- [WHAT YOU NEED TO DO]: Your task is to extract every entry that follows word for word while excluding the pictures.

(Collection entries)
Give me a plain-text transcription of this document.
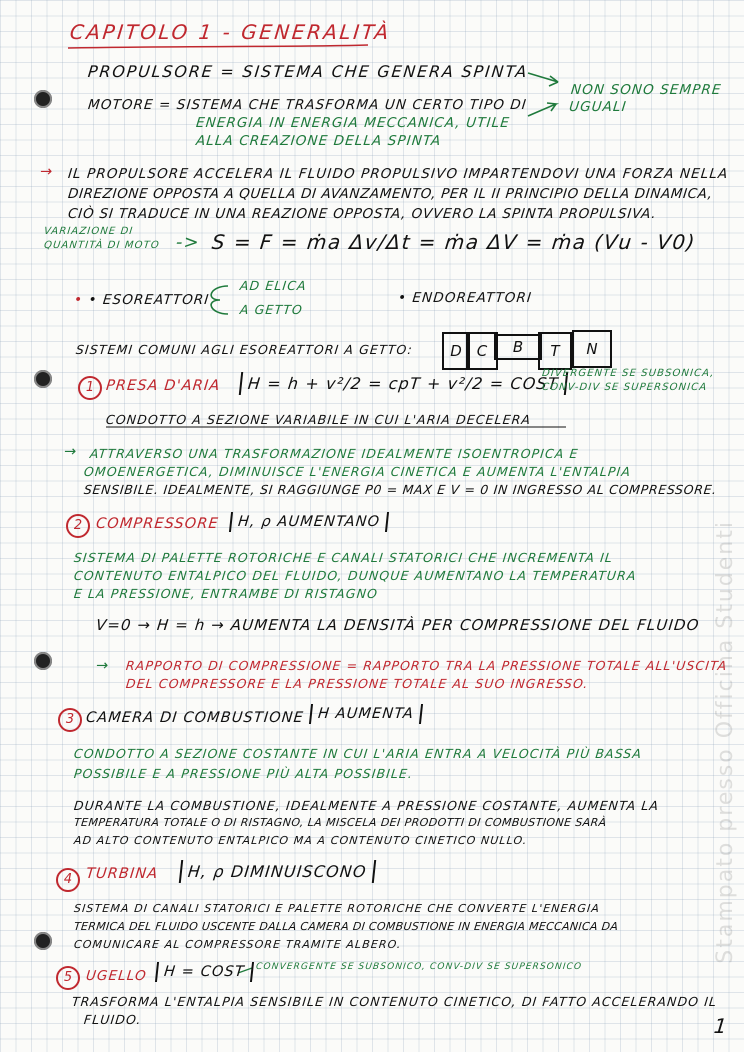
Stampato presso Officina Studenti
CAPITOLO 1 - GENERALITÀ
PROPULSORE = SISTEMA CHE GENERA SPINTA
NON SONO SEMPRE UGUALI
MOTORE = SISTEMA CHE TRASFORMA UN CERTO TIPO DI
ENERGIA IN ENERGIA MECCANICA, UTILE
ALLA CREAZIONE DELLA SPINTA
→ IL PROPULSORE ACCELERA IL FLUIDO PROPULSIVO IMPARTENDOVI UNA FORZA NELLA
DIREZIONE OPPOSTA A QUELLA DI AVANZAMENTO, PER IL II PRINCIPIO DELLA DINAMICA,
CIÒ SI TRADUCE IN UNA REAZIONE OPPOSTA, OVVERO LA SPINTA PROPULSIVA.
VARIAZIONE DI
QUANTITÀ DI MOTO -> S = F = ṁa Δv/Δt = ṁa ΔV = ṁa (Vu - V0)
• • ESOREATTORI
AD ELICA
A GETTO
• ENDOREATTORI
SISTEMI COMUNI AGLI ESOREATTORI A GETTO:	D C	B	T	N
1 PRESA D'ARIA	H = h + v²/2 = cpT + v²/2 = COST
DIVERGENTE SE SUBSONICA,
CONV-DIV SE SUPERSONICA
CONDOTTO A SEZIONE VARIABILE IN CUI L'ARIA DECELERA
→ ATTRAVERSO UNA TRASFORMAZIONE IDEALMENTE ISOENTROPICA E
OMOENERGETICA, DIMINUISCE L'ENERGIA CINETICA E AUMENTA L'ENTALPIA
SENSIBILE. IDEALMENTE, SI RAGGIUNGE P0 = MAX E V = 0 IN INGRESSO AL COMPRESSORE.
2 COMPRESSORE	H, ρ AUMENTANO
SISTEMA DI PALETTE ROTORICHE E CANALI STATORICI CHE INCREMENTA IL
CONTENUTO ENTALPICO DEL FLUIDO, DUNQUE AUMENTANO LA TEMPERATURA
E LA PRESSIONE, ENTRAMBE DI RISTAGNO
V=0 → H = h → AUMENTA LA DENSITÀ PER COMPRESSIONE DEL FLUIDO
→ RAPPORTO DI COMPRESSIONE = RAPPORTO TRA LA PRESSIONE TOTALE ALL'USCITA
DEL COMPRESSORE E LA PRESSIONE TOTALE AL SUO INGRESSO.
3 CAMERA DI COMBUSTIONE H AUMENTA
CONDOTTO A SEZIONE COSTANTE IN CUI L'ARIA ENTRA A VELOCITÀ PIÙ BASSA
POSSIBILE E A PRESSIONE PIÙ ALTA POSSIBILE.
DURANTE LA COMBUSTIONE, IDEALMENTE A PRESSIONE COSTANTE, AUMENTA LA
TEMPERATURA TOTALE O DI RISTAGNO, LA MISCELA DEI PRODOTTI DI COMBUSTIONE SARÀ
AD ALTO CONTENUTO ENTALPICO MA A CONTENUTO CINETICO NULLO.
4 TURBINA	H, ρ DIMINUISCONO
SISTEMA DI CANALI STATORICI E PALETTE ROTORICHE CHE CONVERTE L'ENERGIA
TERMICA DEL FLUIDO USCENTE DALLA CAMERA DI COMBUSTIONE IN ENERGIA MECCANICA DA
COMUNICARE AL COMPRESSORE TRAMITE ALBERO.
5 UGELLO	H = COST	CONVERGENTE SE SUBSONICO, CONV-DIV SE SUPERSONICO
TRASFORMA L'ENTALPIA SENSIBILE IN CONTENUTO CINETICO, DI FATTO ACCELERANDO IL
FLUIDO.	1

- [RESPONSE]:
Give me a plain-text transcription of this document.
Stampato presso Officina Studenti
CAPITOLO 1 - GENERALITÀ
PROPULSORE = SISTEMA CHE GENERA SPINTA
NON SONO SEMPRE UGUALI
MOTORE = SISTEMA CHE TRASFORMA UN CERTO TIPO DI
ENERGIA IN ENERGIA MECCANICA, UTILE
ALLA CREAZIONE DELLA SPINTA
→ IL PROPULSORE ACCELERA IL FLUIDO PROPULSIVO IMPARTENDOVI UNA FORZA NELLA
DIREZIONE OPPOSTA A QUELLA DI AVANZAMENTO, PER IL II PRINCIPIO DELLA DINAMICA,
CIÒ SI TRADUCE IN UNA REAZIONE OPPOSTA, OVVERO LA SPINTA PROPULSIVA.
VARIAZIONE DI
QUANTITÀ DI MOTO -> S = F = ṁa Δv/Δt = ṁa ΔV = ṁa (Vu - V0)
• • ESOREATTORI
AD ELICA
A GETTO
• ENDOREATTORI
SISTEMI COMUNI AGLI ESOREATTORI A GETTO:	D C	B	T	N
1 PRESA D'ARIA	H = h + v²/2 = cpT + v²/2 = COST
DIVERGENTE SE SUBSONICA,
CONV-DIV SE SUPERSONICA
CONDOTTO A SEZIONE VARIABILE IN CUI L'ARIA DECELERA
→ ATTRAVERSO UNA TRASFORMAZIONE IDEALMENTE ISOENTROPICA E
OMOENERGETICA, DIMINUISCE L'ENERGIA CINETICA E AUMENTA L'ENTALPIA
SENSIBILE. IDEALMENTE, SI RAGGIUNGE P0 = MAX E V = 0 IN INGRESSO AL COMPRESSORE.
2 COMPRESSORE	H, ρ AUMENTANO
SISTEMA DI PALETTE ROTORICHE E CANALI STATORICI CHE INCREMENTA IL
CONTENUTO ENTALPICO DEL FLUIDO, DUNQUE AUMENTANO LA TEMPERATURA
E LA PRESSIONE, ENTRAMBE DI RISTAGNO
V=0 → H = h → AUMENTA LA DENSITÀ PER COMPRESSIONE DEL FLUIDO
→ RAPPORTO DI COMPRESSIONE = RAPPORTO TRA LA PRESSIONE TOTALE ALL'USCITA
DEL COMPRESSORE E LA PRESSIONE TOTALE AL SUO INGRESSO.
3 CAMERA DI COMBUSTIONE H AUMENTA
CONDOTTO A SEZIONE COSTANTE IN CUI L'ARIA ENTRA A VELOCITÀ PIÙ BASSA
POSSIBILE E A PRESSIONE PIÙ ALTA POSSIBILE.
DURANTE LA COMBUSTIONE, IDEALMENTE A PRESSIONE COSTANTE, AUMENTA LA
TEMPERATURA TOTALE O DI RISTAGNO, LA MISCELA DEI PRODOTTI DI COMBUSTIONE SARÀ
AD ALTO CONTENUTO ENTALPICO MA A CONTENUTO CINETICO NULLO.
4 TURBINA	H, ρ DIMINUISCONO
SISTEMA DI CANALI STATORICI E PALETTE ROTORICHE CHE CONVERTE L'ENERGIA
TERMICA DEL FLUIDO USCENTE DALLA CAMERA DI COMBUSTIONE IN ENERGIA MECCANICA DA
COMUNICARE AL COMPRESSORE TRAMITE ALBERO.
5 UGELLO	H = COST	CONVERGENTE SE SUBSONICO, CONV-DIV SE SUPERSONICO
TRASFORMA L'ENTALPIA SENSIBILE IN CONTENUTO CINETICO, DI FATTO ACCELERANDO IL
FLUIDO.	1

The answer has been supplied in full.